» TASK PROMPT: Report how many lines in the records that follow have the word "this" in them, giving the number and nothing more.

BEGIN SUPPLIED MATERIAL

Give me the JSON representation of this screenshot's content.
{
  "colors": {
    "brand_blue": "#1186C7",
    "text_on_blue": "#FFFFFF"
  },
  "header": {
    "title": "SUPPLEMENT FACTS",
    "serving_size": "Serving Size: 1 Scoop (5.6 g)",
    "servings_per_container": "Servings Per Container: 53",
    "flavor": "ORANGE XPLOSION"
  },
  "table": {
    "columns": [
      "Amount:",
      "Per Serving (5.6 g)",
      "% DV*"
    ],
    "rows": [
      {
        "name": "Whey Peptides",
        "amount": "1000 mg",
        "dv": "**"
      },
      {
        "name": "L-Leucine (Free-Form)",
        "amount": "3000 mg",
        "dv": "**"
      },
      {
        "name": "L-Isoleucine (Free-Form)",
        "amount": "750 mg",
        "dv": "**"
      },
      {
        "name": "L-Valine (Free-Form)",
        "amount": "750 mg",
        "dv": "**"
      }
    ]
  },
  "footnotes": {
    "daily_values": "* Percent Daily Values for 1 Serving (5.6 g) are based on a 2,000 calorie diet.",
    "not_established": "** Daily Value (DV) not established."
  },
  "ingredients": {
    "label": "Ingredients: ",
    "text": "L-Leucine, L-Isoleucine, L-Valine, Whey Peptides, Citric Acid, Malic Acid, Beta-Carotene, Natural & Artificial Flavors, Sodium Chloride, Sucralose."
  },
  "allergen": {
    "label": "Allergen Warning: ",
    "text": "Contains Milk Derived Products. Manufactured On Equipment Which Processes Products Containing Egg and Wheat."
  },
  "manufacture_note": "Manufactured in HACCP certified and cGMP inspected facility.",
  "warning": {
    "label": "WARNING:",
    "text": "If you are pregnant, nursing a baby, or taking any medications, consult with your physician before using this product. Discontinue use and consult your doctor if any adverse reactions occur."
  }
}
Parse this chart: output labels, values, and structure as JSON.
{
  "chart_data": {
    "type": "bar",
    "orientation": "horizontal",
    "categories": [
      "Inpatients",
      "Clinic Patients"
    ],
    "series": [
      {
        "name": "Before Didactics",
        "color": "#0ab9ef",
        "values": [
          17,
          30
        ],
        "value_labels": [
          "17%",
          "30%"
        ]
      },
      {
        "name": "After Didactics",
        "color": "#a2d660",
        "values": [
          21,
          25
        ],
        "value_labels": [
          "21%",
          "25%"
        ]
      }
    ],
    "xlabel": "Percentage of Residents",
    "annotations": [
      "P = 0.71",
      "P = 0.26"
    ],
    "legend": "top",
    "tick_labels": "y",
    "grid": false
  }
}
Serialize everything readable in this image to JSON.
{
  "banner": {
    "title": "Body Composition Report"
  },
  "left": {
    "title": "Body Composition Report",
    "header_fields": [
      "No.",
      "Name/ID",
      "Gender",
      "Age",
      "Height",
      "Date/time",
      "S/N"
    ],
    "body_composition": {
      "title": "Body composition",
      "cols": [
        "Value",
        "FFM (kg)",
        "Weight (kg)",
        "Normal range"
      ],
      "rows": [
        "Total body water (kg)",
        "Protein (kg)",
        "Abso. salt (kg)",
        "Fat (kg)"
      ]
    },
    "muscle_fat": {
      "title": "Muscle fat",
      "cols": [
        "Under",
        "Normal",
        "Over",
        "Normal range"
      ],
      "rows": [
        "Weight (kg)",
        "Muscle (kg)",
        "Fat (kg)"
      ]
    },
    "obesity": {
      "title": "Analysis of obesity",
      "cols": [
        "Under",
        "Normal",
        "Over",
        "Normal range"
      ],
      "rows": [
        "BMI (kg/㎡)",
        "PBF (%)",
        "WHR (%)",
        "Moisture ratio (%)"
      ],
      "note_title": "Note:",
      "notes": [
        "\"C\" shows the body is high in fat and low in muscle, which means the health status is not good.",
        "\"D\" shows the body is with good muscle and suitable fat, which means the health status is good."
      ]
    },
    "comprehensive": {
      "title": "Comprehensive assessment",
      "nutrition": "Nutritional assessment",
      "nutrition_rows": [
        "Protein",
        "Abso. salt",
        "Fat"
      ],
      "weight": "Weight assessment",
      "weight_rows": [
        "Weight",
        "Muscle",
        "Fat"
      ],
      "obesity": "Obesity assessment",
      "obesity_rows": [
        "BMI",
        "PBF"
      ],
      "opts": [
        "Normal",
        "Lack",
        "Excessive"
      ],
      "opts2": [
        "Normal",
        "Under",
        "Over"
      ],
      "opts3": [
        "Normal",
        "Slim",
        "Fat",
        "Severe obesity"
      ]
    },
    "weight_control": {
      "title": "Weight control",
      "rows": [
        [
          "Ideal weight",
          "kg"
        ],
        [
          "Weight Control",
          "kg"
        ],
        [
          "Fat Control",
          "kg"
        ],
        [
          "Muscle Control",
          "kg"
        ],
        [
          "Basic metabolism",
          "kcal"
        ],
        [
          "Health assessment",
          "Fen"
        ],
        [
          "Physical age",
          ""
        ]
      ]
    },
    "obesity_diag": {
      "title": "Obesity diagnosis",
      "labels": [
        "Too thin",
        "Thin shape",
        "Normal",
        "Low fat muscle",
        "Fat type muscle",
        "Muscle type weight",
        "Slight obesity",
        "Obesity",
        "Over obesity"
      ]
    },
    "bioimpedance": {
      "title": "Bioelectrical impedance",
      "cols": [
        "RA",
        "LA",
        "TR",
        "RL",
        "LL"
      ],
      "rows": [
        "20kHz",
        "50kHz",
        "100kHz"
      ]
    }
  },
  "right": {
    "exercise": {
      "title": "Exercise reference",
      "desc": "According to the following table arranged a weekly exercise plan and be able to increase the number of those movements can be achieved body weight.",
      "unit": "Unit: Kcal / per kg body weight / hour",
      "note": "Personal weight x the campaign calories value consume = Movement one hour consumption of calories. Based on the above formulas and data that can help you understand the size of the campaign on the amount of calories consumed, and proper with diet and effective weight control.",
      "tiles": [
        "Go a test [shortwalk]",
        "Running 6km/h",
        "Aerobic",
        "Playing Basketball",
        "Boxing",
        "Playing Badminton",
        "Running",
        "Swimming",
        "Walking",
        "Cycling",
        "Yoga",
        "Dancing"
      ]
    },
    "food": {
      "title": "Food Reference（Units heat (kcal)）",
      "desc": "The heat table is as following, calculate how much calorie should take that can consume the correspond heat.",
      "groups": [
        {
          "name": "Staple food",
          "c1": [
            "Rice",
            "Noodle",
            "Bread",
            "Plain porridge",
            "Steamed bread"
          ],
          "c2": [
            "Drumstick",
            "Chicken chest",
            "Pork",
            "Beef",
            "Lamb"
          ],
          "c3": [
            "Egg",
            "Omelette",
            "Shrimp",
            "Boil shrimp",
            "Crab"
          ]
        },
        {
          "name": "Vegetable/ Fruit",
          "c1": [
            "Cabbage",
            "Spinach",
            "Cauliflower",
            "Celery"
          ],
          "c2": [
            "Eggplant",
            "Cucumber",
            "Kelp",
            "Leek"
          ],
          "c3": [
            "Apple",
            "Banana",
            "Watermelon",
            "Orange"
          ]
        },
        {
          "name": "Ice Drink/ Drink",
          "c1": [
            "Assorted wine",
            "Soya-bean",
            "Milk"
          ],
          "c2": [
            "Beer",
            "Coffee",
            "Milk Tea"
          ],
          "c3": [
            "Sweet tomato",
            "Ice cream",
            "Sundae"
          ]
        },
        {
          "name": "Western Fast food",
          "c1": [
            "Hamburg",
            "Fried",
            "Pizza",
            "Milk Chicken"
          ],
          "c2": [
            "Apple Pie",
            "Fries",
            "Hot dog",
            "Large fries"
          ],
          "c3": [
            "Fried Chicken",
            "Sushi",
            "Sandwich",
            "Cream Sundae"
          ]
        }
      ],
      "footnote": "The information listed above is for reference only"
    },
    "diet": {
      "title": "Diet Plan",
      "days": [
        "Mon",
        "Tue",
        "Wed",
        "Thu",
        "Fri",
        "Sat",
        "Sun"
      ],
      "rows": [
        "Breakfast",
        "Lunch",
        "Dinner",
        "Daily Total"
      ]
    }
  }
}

END SUPPLIED MATERIAL

» TASK RESPONSE: 4